-- start of RECORDS FOR THIS TASK --

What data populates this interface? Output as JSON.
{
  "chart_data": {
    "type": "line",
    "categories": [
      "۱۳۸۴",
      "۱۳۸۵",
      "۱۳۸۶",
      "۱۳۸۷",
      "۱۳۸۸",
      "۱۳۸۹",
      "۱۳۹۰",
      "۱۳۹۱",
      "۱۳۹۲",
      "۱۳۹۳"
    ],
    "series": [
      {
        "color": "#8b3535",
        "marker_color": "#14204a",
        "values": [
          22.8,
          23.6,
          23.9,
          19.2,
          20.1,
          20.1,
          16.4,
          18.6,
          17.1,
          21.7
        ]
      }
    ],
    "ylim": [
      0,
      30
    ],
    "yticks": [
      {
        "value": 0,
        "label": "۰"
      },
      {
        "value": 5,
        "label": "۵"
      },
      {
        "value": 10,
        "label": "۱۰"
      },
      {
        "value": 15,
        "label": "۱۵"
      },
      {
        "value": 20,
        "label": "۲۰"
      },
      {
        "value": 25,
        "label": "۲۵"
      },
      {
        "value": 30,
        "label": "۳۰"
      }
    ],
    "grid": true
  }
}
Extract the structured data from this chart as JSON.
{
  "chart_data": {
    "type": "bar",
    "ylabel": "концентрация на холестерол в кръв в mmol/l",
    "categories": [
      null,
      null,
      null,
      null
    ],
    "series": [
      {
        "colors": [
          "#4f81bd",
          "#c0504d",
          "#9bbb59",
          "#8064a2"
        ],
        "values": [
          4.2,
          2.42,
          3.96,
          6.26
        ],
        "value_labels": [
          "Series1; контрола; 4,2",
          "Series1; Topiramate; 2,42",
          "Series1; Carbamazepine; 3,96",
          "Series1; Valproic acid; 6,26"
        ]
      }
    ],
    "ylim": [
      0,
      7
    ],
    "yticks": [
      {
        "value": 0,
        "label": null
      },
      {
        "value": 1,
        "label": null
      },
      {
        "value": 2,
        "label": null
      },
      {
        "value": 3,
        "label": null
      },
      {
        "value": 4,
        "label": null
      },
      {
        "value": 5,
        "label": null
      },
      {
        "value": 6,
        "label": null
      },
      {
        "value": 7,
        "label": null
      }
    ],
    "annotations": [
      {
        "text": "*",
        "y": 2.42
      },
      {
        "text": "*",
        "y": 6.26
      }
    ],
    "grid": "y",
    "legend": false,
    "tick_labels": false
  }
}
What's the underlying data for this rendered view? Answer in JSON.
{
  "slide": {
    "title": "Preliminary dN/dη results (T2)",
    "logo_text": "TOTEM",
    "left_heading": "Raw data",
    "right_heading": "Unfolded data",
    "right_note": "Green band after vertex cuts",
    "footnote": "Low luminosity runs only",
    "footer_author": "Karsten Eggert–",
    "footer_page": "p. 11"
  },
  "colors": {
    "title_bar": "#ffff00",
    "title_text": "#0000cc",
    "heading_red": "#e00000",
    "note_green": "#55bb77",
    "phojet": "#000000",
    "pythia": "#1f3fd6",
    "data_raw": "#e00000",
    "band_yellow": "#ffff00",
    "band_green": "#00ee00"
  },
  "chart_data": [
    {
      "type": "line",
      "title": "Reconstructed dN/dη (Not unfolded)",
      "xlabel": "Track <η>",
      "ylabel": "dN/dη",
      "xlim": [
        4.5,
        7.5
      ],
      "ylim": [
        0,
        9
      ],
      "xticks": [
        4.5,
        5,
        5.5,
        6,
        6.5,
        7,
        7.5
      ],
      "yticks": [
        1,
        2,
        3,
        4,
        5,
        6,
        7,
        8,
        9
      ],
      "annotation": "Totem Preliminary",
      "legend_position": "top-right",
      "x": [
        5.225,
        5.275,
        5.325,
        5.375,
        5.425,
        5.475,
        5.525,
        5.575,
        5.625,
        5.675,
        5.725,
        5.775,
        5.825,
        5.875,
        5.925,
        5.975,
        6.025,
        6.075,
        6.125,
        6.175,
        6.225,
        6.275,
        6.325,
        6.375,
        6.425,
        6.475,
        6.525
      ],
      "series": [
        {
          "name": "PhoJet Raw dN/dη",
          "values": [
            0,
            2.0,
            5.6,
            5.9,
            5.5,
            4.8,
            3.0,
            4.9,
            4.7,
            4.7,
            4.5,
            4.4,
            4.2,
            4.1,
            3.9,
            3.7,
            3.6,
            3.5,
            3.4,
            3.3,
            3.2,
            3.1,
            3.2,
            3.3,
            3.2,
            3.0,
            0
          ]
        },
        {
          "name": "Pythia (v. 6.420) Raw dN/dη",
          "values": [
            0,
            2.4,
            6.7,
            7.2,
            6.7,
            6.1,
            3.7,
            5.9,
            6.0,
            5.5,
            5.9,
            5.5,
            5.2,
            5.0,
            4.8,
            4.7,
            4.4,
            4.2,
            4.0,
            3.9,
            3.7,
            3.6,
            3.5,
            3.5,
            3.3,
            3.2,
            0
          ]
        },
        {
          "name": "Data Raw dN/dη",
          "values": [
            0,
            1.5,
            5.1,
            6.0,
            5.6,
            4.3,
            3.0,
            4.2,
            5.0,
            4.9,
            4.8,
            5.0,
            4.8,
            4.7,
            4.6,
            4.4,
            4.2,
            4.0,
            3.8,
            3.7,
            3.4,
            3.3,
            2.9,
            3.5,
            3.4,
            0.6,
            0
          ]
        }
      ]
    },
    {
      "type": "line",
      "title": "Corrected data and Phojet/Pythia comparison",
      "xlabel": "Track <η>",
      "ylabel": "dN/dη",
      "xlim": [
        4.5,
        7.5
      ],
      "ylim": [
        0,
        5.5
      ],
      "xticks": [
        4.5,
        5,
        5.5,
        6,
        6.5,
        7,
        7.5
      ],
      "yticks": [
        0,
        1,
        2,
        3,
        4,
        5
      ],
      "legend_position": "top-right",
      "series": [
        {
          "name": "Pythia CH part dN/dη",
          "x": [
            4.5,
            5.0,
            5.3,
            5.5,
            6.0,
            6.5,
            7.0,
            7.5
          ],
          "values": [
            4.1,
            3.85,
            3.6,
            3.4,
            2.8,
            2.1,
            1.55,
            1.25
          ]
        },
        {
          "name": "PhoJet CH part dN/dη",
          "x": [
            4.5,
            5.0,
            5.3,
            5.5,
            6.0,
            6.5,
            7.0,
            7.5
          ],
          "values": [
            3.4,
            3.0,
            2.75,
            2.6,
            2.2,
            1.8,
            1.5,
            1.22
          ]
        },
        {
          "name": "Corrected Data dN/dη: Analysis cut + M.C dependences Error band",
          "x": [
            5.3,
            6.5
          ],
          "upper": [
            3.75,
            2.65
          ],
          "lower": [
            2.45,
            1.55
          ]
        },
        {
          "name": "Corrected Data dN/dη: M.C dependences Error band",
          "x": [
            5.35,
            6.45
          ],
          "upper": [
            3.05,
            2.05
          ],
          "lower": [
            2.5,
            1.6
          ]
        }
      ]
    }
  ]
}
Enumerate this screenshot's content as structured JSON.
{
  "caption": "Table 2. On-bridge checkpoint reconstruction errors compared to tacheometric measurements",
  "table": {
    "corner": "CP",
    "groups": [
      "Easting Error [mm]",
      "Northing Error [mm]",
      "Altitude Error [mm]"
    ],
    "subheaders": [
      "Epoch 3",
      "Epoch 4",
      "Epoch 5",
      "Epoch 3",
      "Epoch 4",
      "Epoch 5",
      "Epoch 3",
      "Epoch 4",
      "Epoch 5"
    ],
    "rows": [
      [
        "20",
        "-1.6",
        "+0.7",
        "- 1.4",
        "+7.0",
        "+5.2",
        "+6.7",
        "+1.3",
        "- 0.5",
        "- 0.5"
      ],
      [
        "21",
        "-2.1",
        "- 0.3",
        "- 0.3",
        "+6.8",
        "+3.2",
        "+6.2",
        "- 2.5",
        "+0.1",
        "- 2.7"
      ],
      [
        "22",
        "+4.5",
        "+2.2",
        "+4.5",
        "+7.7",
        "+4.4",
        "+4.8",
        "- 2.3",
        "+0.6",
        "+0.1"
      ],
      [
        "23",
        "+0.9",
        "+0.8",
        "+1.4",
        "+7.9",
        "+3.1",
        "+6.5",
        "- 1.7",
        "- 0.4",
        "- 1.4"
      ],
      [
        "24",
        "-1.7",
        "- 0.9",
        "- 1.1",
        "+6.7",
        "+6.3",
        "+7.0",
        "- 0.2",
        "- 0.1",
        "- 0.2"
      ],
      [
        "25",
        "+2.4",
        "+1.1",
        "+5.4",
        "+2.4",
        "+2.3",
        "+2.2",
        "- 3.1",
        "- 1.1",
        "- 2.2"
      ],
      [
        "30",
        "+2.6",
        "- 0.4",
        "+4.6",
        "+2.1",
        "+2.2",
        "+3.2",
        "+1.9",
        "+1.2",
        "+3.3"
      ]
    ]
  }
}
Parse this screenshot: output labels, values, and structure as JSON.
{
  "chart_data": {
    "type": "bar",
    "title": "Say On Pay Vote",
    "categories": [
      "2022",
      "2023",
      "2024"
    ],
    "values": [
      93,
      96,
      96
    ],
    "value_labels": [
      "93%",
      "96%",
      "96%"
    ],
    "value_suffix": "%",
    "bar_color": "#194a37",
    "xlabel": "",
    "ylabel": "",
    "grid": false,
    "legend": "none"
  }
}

-- end of RECORDS FOR THIS TASK --

Identify the lines of the data that contain the word "What". Copy each of them.

What data populates this interface? Output as JSON.
What's the underlying data for this rendered view? Answer in JSON.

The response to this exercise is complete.